_Task statement_
Skip all pictures. Set down only the lines starting at the line containing "Type out the text in this image." and running to the end of the listing.

Data extracted from a collection:
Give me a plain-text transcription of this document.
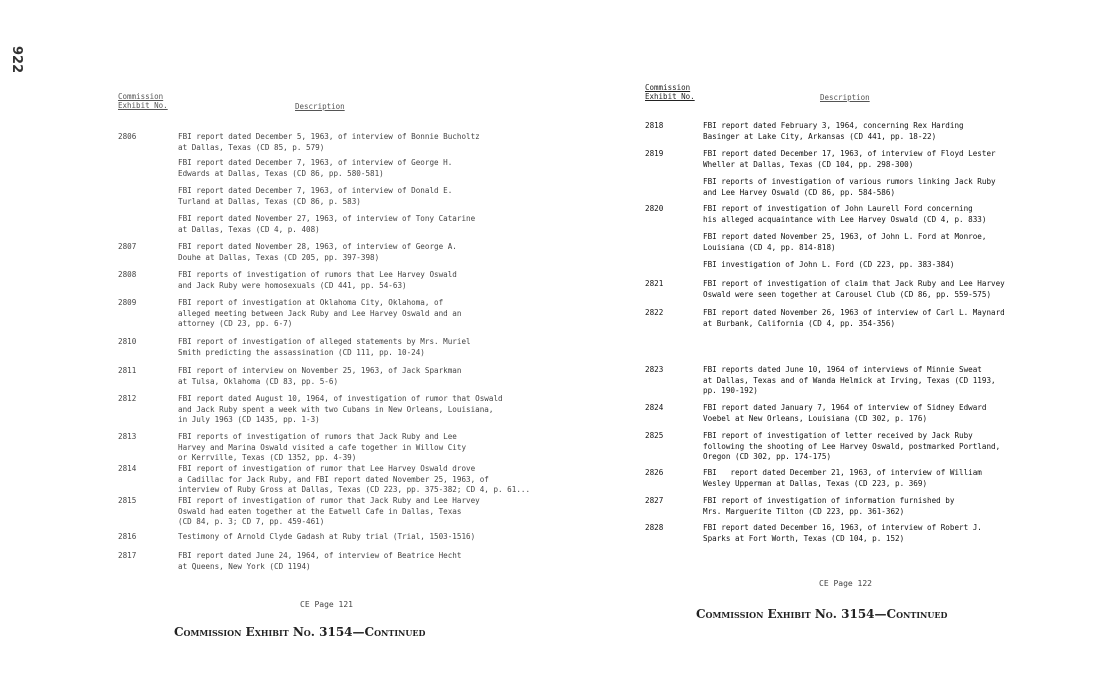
922
Commission
Exhibit No.	Description
2806	FBI report dated December 5, 1963, of interview of Bonnie Bucholtz
at Dallas, Texas (CD 85, p. 579)
FBI report dated December 7, 1963, of interview of George H.
Edwards at Dallas, Texas (CD 86, pp. 580-581)
FBI report dated December 7, 1963, of interview of Donald E.
Turland at Dallas, Texas (CD 86, p. 583)
FBI report dated November 27, 1963, of interview of Tony Catarine
at Dallas, Texas (CD 4, p. 408)
2807	FBI report dated November 28, 1963, of interview of George A.
Douhe at Dallas, Texas (CD 205, pp. 397-398)
2808	FBI reports of investigation of rumors that Lee Harvey Oswald
and Jack Ruby were homosexuals (CD 441, pp. 54-63)
2809	FBI report of investigation at Oklahoma City, Oklahoma, of
alleged meeting between Jack Ruby and Lee Harvey Oswald and an
attorney (CD 23, pp. 6-7)
2810	FBI report of investigation of alleged statements by Mrs. Muriel
Smith predicting the assassination (CD 111, pp. 10-24)
2811	FBI report of interview on November 25, 1963, of Jack Sparkman
at Tulsa, Oklahoma (CD 83, pp. 5-6)
2812	FBI report dated August 10, 1964, of investigation of rumor that Oswald
and Jack Ruby spent a week with two Cubans in New Orleans, Louisiana,
in July 1963 (CD 1435, pp. 1-3)
2813	FBI reports of investigation of rumors that Jack Ruby and Lee
Harvey and Marina Oswald visited a cafe together in Willow City
or Kerrville, Texas (CD 1352, pp. 4-39)
2814	FBI report of investigation of rumor that Lee Harvey Oswald drove
a Cadillac for Jack Ruby, and FBI report dated November 25, 1963, of
interview of Ruby Gross at Dallas, Texas (CD 223, pp. 375-382; CD 4, p. 61...
2815	FBI report of investigation of rumor that Jack Ruby and Lee Harvey
Oswald had eaten together at the Eatwell Cafe in Dallas, Texas
(CD 84, p. 3; CD 7, pp. 459-461)
2816	Testimony of Arnold Clyde Gadash at Ruby trial (Trial, 1503-1516)
2817	FBI report dated June 24, 1964, of interview of Beatrice Hecht
at Queens, New York (CD 1194)
CE Page 121
Commission Exhibit No. 3154—Continued
Commission
Exhibit No.	Description
2818	FBI report dated February 3, 1964, concerning Rex Harding
Basinger at Lake City, Arkansas (CD 441, pp. 18-22)
2819	FBI report dated December 17, 1963, of interview of Floyd Lester
Wheller at Dallas, Texas (CD 104, pp. 298-300)
FBI reports of investigation of various rumors linking Jack Ruby
and Lee Harvey Oswald (CD 86, pp. 584-586)
2820	FBI report of investigation of John Laurell Ford concerning
his alleged acquaintance with Lee Harvey Oswald (CD 4, p. 833)
FBI report dated November 25, 1963, of John L. Ford at Monroe,
Louisiana (CD 4, pp. 814-818)
FBI investigation of John L. Ford (CD 223, pp. 383-384)
2821	FBI report of investigation of claim that Jack Ruby and Lee Harvey
Oswald were seen together at Carousel Club (CD 86, pp. 559-575)
2822	FBI report dated November 26, 1963 of interview of Carl L. Maynard
at Burbank, California (CD 4, pp. 354-356)
2823	FBI reports dated June 10, 1964 of interviews of Minnie Sweat
at Dallas, Texas and of Wanda Helmick at Irving, Texas (CD 1193,
pp. 190-192)
2824	FBI report dated January 7, 1964 of interview of Sidney Edward
Voebel at New Orleans, Louisiana (CD 302, p. 176)
2825	FBI report of investigation of letter received by Jack Ruby
following the shooting of Lee Harvey Oswald, postmarked Portland,
Oregon (CD 302, pp. 174-175)
2826	FBI   report dated December 21, 1963, of interview of William
Wesley Upperman at Dallas, Texas (CD 223, p. 369)
2827	FBI report of investigation of information furnished by
Mrs. Marguerite Tilton (CD 223, pp. 361-362)
2828	FBI report dated December 16, 1963, of interview of Robert J.
Sparks at Fort Worth, Texas (CD 104, p. 152)
CE Page 122
Commission Exhibit No. 3154—Continued
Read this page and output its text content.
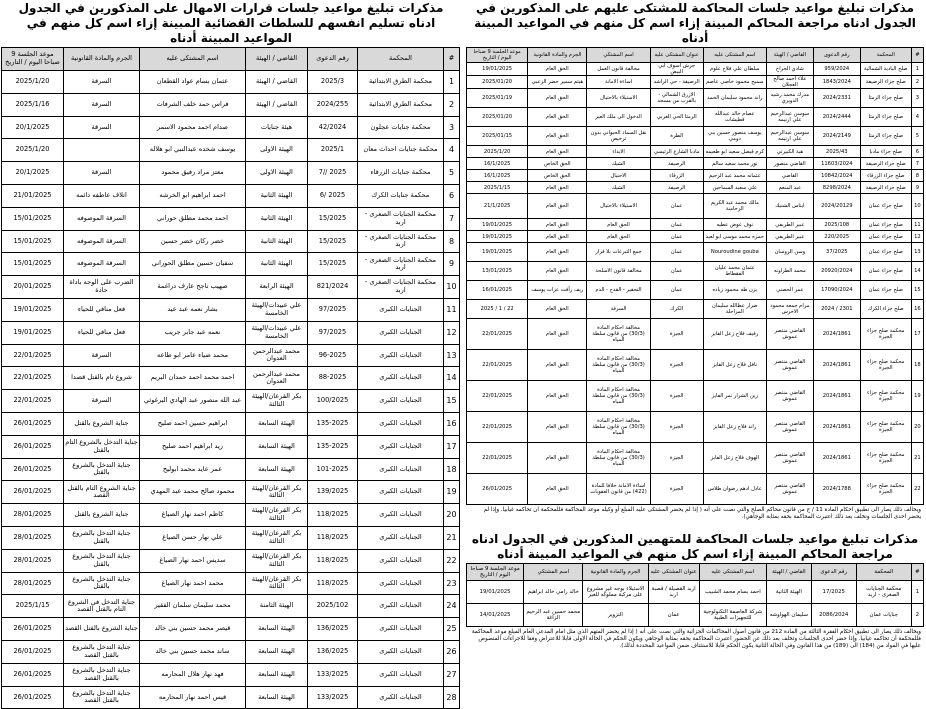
مذكرات تبليغ مواعيد جلسات قرارات الامهال على المذكورين في الجدول ادناه تسليم انفسهم للسلطات القضائية المبينة إزاء اسم كل منهم في المواعيد المبينة أدناه
#	المحكمة	رقم الدعوى	القاضي / الهيئة	اسم المشتكى عليه	الجرم والمادة القانونية	موعد الجلسة 9 صباحا اليوم / التاريخ
1	محكمة الطرق الابتدائية	2025/3	القاضي / الهيئة	عثمان بسام عواد القطعان	السرقة	2025/1/20
2	محكمة الطرق الابتدائية	2024/255	القاضي / الهيئة	فراس حمد خلف الشرفات	السرقة	2025/1/16
3	محكمة جنايات عجلون	42/2024	هيئة جنايات	صدام احمد محمود الاسمر	السرقة	20/1/2025
4	محكمة جنايات احداث معان	2025/1	الهيئة الاولى	يوسف شحده عبدالنبي ابو هلاله		2025/1/20
5	محكمة جنايات الزرقاء	2025 //7	الهيئة الاولى	معتز مراد رفيق محمود	السرقة	20/1/2025
6	محكمة جنايات الكرك	2025 /6	الهيئة الثانية	احمد ابراهيم ابو الخرشه	اتلاف عاطفه دائمه	21/01/2025
7	محكمة الجنايات الصغرى - اربد	15/2025	الهيئة الثانية	احمد محمد مطلق حوراني	السرقة الموصوفه	15/01/2025
8	محكمة الجنايات الصغرى - اربد	15/2025	الهيئة الثانية	خضر ركان خضر حسين	السرقة الموصوفه	15/01/2025
9	محكمة الجنايات الصغرى - اربد	15/2025	الهيئة الثانية	سفيان حسين مطلق الحوراني	السرقة الموصوفه	15/01/2025
10	محكمة الجنايات الصغرى - اربد	821/2024	الهيئة الرابعة	صهيب ناجح عارف دراغمة	الضرب على الوجه باداة حادة	20/01/2025
11	الجنايات الكبرى	97/2025	علي عبيدات/الهيئة الخامسة	بشار نعمه عبد عيد	فعل منافي للحياء	19/01/2025
12	الجنايات الكبرى	97/2025	علي عبيدات/الهيئة الخامسة	نعمه عبد جابر جريب	فعل منافي للحياء	19/01/2025
13	الجنايات الكبرى	96-2025	محمد عبدالرحمن العدوان	محمد ضياء عامر ابو طاعه	السرقة	22/01/2025
14	الجنايات الكبرى	88-2025	محمد عبدالرحمن العدوان	احمد محمد احمد حمدان البريم	شروع تام بالقتل قصدا	22/01/2025
15	الجنايات الكبرى	100/2025	بكر القرعان/الهيئة الثالثة	عبد الله منصور عبد الهادي البرغوثي	السرقة	22/01/2025
16	الجنايات الكبرى	135-2025	الهيئة السابعة	ابراهيم حسين احمد صليح	جناية الشروع بالقتل	26/01/2025
17	الجنايات الكبرى	135-2025	الهيئة السابعة	زيد ابراهيم احمد صليح	جناية التدخل بالشروع التام بالقتل	26/01/2025
18	الجنايات الكبرى	101-2025	الهيئة السابعة	عمر عايد محمد ابوليح	جناية التدخل بالشروع بالقتل	26/01/2025
19	الجنايات الكبرى	139/2025	بكر القرعان/الهيئة الثالثة	محمود صالح محمد عبد المهدي	جناية الشروع التام بالقتل القصد	26/01/2025
20	الجنايات الكبرى	118/2025	بكر القرعان/الهيئة الثالثة	كاظم احمد نهار الصياغ	جناية الشروع بالقتل	28/01/2025
21	الجنايات الكبرى	118/2025	بكر القرعان/الهيئة الثالثة	علي نهار حسن الصياغ	جناية التدخل بالشروع بالقتل	28/01/2025
22	الجنايات الكبرى	118/2025	بكر القرعان/الهيئة الثالثة	سديس احمد نهار الصياغ	جناية التدخل بالشروع بالقتل	28/01/2025
23	الجنايات الكبرى	118/2025	بكر القرعان/الهيئة الثالثة	محمد احمد نهار الصياغ	جناية التدخل بالشروع بالقتل	28/01/2025
24	الجنايات الكبرى	2025/102	الهيئة الثامنة	محمد سليمان سلمان الفقير	جناية التدخل في الشروع التام بالقتل القصد	2025/1/15
25	الجنايات الكبرى	136/2025	الهيئة السابعة	قيصر محمد حسين بني خالد	جناية الشروع بالقتل القصد	26/01/2025
26	الجنايات الكبرى	136/2025	الهيئة السابعة	ساند محمد حسين بني خالد	جناية التدخل بالشروع بالقتل القصد	26/01/2025
27	الجنايات الكبرى	133/2025	الهيئة السابعة	فهد نهار هلال المحارمه	جناية التدخل بالشروع بالقتل القصد	26/01/2025
28	الجنايات الكبرى	133/2025	الهيئة السابعة	قيس احمد نهار المحارمه	جناية التدخل بالشروع بالقتل القصد	26/01/2025
مذكرات تبليغ مواعيد جلسات المحاكمة للمشتكى عليهم على المذكورين في الجدول ادناه مراجعة المحاكم المبينة إزاء اسم كل منهم في المواعيد المبينة أدناه
#	المحكمة	رقم الدعوى	القاضي / الهيئة	اسم المشتكى عليه	عنوان المشتكى عليه	اسم المشتكي	الجرم والمادة القانونية	موعد الجلسة 9 صباحا اليوم / التاريخ
1	صلح البادية الشمالية	959/2024	شادي الجراح	سلطان علي فلاح علوم	جرش اسوف ابي البيض	مخالفة قانون العمل	الحق العام	19/01/2025
2	صلح جزاء الرصيفة	1843/2024	علاء احمد صالح العجلان	سميح محمود خاصي عاصم	الرصيفة - حي الراشد	اساءة الامانة	هيثم سمير خضر الزعبي	2025/01/20
3	صلح جزاء الرمثا	2024/2331	مدرك محمد رشيد الدويري	راند محمود سليمان الحمد	الازرق الشمالي - بالقرب من مسجد	الاستيلاء بالاحتيال	الحق العام	2025/01/19
4	صلح جزاء الرمثا	2024/2444	سوسن عبدالرحيم علي ارتيمه	عصام خالد عبدالله قطيشات	الرمثا الحي الغربي	الدخول الى ملك الغير	الحق العام	2025/01/20
5	صلح جزاء الرمثا	2024/2149	سوسن عبدالرحيم علي ارتيمه	يوسف منصور حسين بني دومي	الطرة	نقل السماد الحيواني بدون ترخيص	الحق العام	2025/01/15
6	صلح جزاء مادبا	2025/43	هبة الكبيرتي	كرم فيصل سعيد ابو طعيمه	مادبا الشارع الرئيسي	الايذاء	الحق العام	2025/1/20
7	صلح جزاء الرصيفة	11603/2024	القاضي منصور	نور محمد سعيد سالم	الرصيفة	الشيك	الحق الخاص	16/1/2025
8	صلح جزاء الزرقاء	10842/2024	القاضي	عثمانه محمد عبد الرحيم	الزرقاء	الاحتيال	الحق الخاص	16/1/2025
9	صلح جزاء الرصيفة	8298/2024	عبد المنعم	علي سعيد السماحين	الرصيفة	الشيك	الحق العام	2025/1/15
10	صلح جزاء عمان	2024/20129	ايناس الشنيك	مالك محمد عبد الكريم الرحامنة	عمان	الاستيلاء بالاحتيال	الحق العام	21/1/2025
11	صلح جزاء عمان	2025/108	عبير الطريفي	نوف عوض عطيه	عمان	الحق العام	الحق العام	19/01/2025
12	صلح جزاء عمان	220/2025	عبير الطريفي	حمزه محمد موسى ابو لعيد	عمان	الحق العام	الحق العام	19/01/2025
13	صلح جزاء عمان	37/2025	وسن الروسان	Nouroudine gouba	عمان	جمع التبرعات بلا قرار	الحق العام	19/01/2025
14	صلح جزاء عمان	20920/2024	محمد الطراونه	عثمان محمد عليان الفقطاط	عمان	مخالفة قانون الاسلحة	الحق العام	13/01/2025
15	صلح جزاء عمان	17090/2024	عمر الحصني	يزن طه محمود زياده	عمان	التحقير - القدح - الذم	ريف رأفت عزات يوسف	16/01/2025
16	صلح جزاء الكرك	2301 / 2024	مرام جمعه محمود الاخرس	ضرار عطالله سليمان المراحلة	الكرك	السرقة	الحق العام	22 / 1 / 2025
17	محكمة صلح جزاء الجيزة	2024/1861	القاضي منتصر عموش	رفيف فلاح زعل الفايز	الجيزة	مخالفة احكام المادة (30/3) من قانون سلطة المياه	الحق العام	22/01/2025
18	محكمة صلح جزاء الجيزة	2024/1861	القاضي منتصر عموش	نافل فلاح زعل الفايز	الجيزة	مخالفة احكام المادة (30/3) من قانون سلطة المياه	الحق العام	22/01/2025
19	محكمة صلح جزاء الجيزة	2024/1861	القاضي منتصر عموش	زين الشرار نمر الفايز	الجيزة	مخالفة احكام المادة (30/3) من قانون سلطة المياه	الحق العام	22/01/2025
20	محكمة صلح جزاء الجيزة	2024/1861	القاضي منتصر عموش	راند فلاح زعل الفايز	الجيزة	مخالفة احكام المادة (30/3) من قانون سلطة المياه	الحق العام	22/01/2025
21	محكمة صلح جزاء الجيزة	2024/1861	القاضي منتصر عموش	الهوف فلاح زعل الفايز	الجيزة	مخالفة احكام المادة (30/3) من قانون سلطة المياه	الحق العام	22/01/2025
22	محكمة صلح جزاء الجيزة	2024/1788	القاضي منتصر عموش	عادل ادهم رضوان طلاس	الجيزة	اساءة الامانة خلافا للمادة (422) من قانون العقوبات	الحق العام	26/01/2025
ويخالف ذلك يصار الى تطبيق احكام المادة 11 / ج من قانون محاكم الصلح والتي نصت على أنه ( إذا لم يحضر المشتكى عليه المبلغ أو وكيله موعد المحاكمة فللمحكمة ان تحاكمه غيابيا. وإذا لم يحضر احدى الجلسات وتخلف بعد ذلك اعتبرت المحاكمة بحقه بمثابة الوجاهي).
مذكرات تبليغ مواعيد جلسات المحاكمة للمتهمين المذكورين في الجدول ادناه مراجعة المحاكم المبينة إزاء اسم كل منهم في المواعيد المبينة أدناه
#	المحكمة	رقم الدعوى	القاضي / الهيئة	اسم المشتكى عليه	عنوان المشتكى عليه	الجرم والمادة القانونية	اسم المشتكي	موعد الجلسة 9 صباحا اليوم / التاريخ
1	محكمة الجنايات الصغرى - اربد	17/2025	الهيئة الثانية	احمد بسام محمد الشبيب	اربد القصيلة / قصبة اربد	الاستيلاء بوجه غير مشروع على مركبة مملوكه للغير	خالد رامي خالد ابراهيم	19/01/2025
2	جنايات عمان	2086/2024	سليمان الهواوشه	شركة العاصمة التكنولوجية للتجهيزات الطبية	عمان	التزوير	محمد حسين عبد الرحيم الزاغة	14/01/2025
ويخالف ذلك يصار الى تطبيق احكام الفقرة الثالثة من المادة 212 من قانون أصول المحاكمات الجزائية والتي نصت على أنه ( إذا لم يحضر المتهم الذي مثل امام المدعي العام المبلغ موعد المحاكمة فللمحكمة أن تحاكمه غيابيا. وإذا حضر احدى الجلسات وتخلف بعد ذلك عن الحضور اعتبرت المحاكمة بحقه بمثابة الوجاهي ويكون الحكم في الحالة الاولى قابلا للاعتراض وفقا للاجراءات المنصوص عليها في المواد من (184) الى (189) من هذا القانون وفي الحالة الثانية يكون الحكم قابلا للاستئناف ضمن المواعيد المحددة لذلك).
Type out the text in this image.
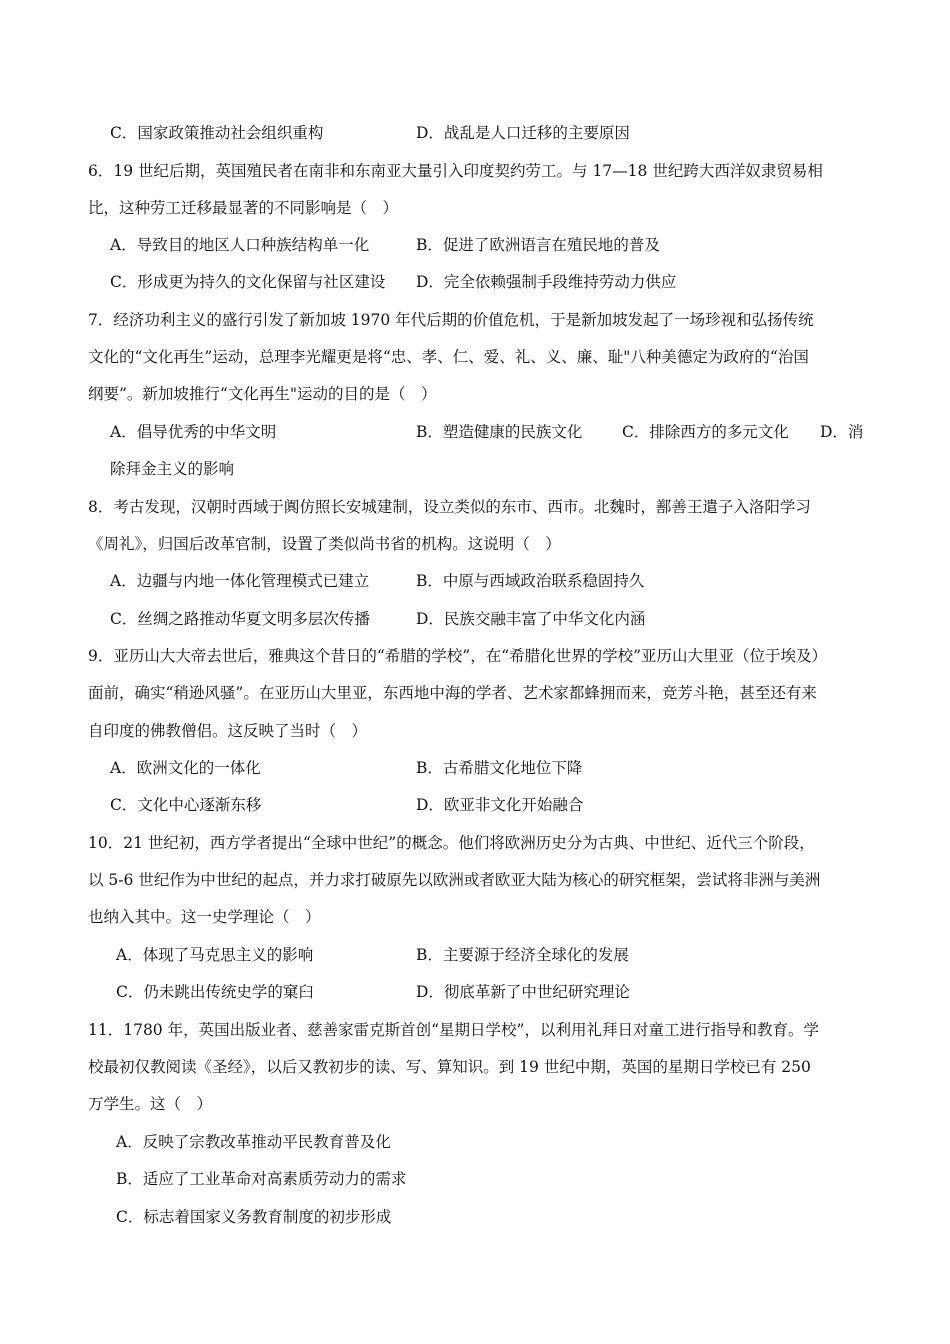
C．国家政策推动社会组织重构	D．战乱是人口迁移的主要原因
6．19 世纪后期，英国殖民者在南非和东南亚大量引入印度契约劳工。与 17—18 世纪跨大西洋奴隶贸易相
比，这种劳工迁移最显著的不同影响是（　）
A．导致目的地区人口种族结构单一化	B．促进了欧洲语言在殖民地的普及
C．形成更为持久的文化保留与社区建设 D．完全依赖强制手段维持劳动力供应
7．经济功利主义的盛行引发了新加坡 1970 年代后期的价值危机，于是新加坡发起了一场珍视和弘扬传统
文化的“文化再生”运动，总理李光耀更是将“忠、孝、仁、爱、礼、义、廉、耻"八种美德定为政府的“治国
纲要”。新加坡推行“文化再生"运动的目的是（　）
A．倡导优秀的中华文明	B．塑造健康的民族文化	C．排除西方的多元文化 D．消
除拜金主义的影响
8．考古发现，汉朝时西域于阗仿照长安城建制，设立类似的东市、西市。北魏时，鄯善王遣子入洛阳学习
《周礼》，归国后改革官制，设置了类似尚书省的机构。这说明（　）
A．边疆与内地一体化管理模式已建立	B．中原与西域政治联系稳固持久
C．丝绸之路推动华夏文明多层次传播	D．民族交融丰富了中华文化内涵
9．亚历山大大帝去世后，雅典这个昔日的“希腊的学校”，在“希腊化世界的学校”亚历山大里亚（位于埃及）
面前，确实“稍逊风骚”。在亚历山大里亚，东西地中海的学者、艺术家都蜂拥而来，竞芳斗艳，甚至还有来
自印度的佛教僧侣。这反映了当时（　）
A．欧洲文化的一体化	B．古希腊文化地位下降
C．文化中心逐渐东移	D．欧亚非文化开始融合
10．21 世纪初，西方学者提出“全球中世纪”的概念。他们将欧洲历史分为古典、中世纪、近代三个阶段，
以 5-6 世纪作为中世纪的起点，并力求打破原先以欧洲或者欧亚大陆为核心的研究框架，尝试将非洲与美洲
也纳入其中。这一史学理论（　）
A．体现了马克思主义的影响	B．主要源于经济全球化的发展
C．仍未跳出传统史学的窠臼	D．彻底革新了中世纪研究理论
11．1780 年，英国出版业者、慈善家雷克斯首创“星期日学校”，以利用礼拜日对童工进行指导和教育。学
校最初仅教阅读《圣经》，以后又教初步的读、写、算知识。到 19 世纪中期，英国的星期日学校已有 250
万学生。这（　）
A．反映了宗教改革推动平民教育普及化
B．适应了工业革命对高素质劳动力的需求
C．标志着国家义务教育制度的初步形成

_Exercise answer_
Type out the text in this image.
C．国家政策推动社会组织重构	D．战乱是人口迁移的主要原因
6．19 世纪后期，英国殖民者在南非和东南亚大量引入印度契约劳工。与 17—18 世纪跨大西洋奴隶贸易相
比，这种劳工迁移最显著的不同影响是（　）
A．导致目的地区人口种族结构单一化	B．促进了欧洲语言在殖民地的普及
C．形成更为持久的文化保留与社区建设 D．完全依赖强制手段维持劳动力供应
7．经济功利主义的盛行引发了新加坡 1970 年代后期的价值危机，于是新加坡发起了一场珍视和弘扬传统
文化的“文化再生”运动，总理李光耀更是将“忠、孝、仁、爱、礼、义、廉、耻"八种美德定为政府的“治国
纲要”。新加坡推行“文化再生"运动的目的是（　）
A．倡导优秀的中华文明	B．塑造健康的民族文化	C．排除西方的多元文化 D．消
除拜金主义的影响
8．考古发现，汉朝时西域于阗仿照长安城建制，设立类似的东市、西市。北魏时，鄯善王遣子入洛阳学习
《周礼》，归国后改革官制，设置了类似尚书省的机构。这说明（　）
A．边疆与内地一体化管理模式已建立	B．中原与西域政治联系稳固持久
C．丝绸之路推动华夏文明多层次传播	D．民族交融丰富了中华文化内涵
9．亚历山大大帝去世后，雅典这个昔日的“希腊的学校”，在“希腊化世界的学校”亚历山大里亚（位于埃及）
面前，确实“稍逊风骚”。在亚历山大里亚，东西地中海的学者、艺术家都蜂拥而来，竞芳斗艳，甚至还有来
自印度的佛教僧侣。这反映了当时（　）
A．欧洲文化的一体化	B．古希腊文化地位下降
C．文化中心逐渐东移	D．欧亚非文化开始融合
10．21 世纪初，西方学者提出“全球中世纪”的概念。他们将欧洲历史分为古典、中世纪、近代三个阶段，
以 5-6 世纪作为中世纪的起点，并力求打破原先以欧洲或者欧亚大陆为核心的研究框架，尝试将非洲与美洲
也纳入其中。这一史学理论（　）
A．体现了马克思主义的影响	B．主要源于经济全球化的发展
C．仍未跳出传统史学的窠臼	D．彻底革新了中世纪研究理论
11．1780 年，英国出版业者、慈善家雷克斯首创“星期日学校”，以利用礼拜日对童工进行指导和教育。学
校最初仅教阅读《圣经》，以后又教初步的读、写、算知识。到 19 世纪中期，英国的星期日学校已有 250
万学生。这（　）
A．反映了宗教改革推动平民教育普及化
B．适应了工业革命对高素质劳动力的需求
C．标志着国家义务教育制度的初步形成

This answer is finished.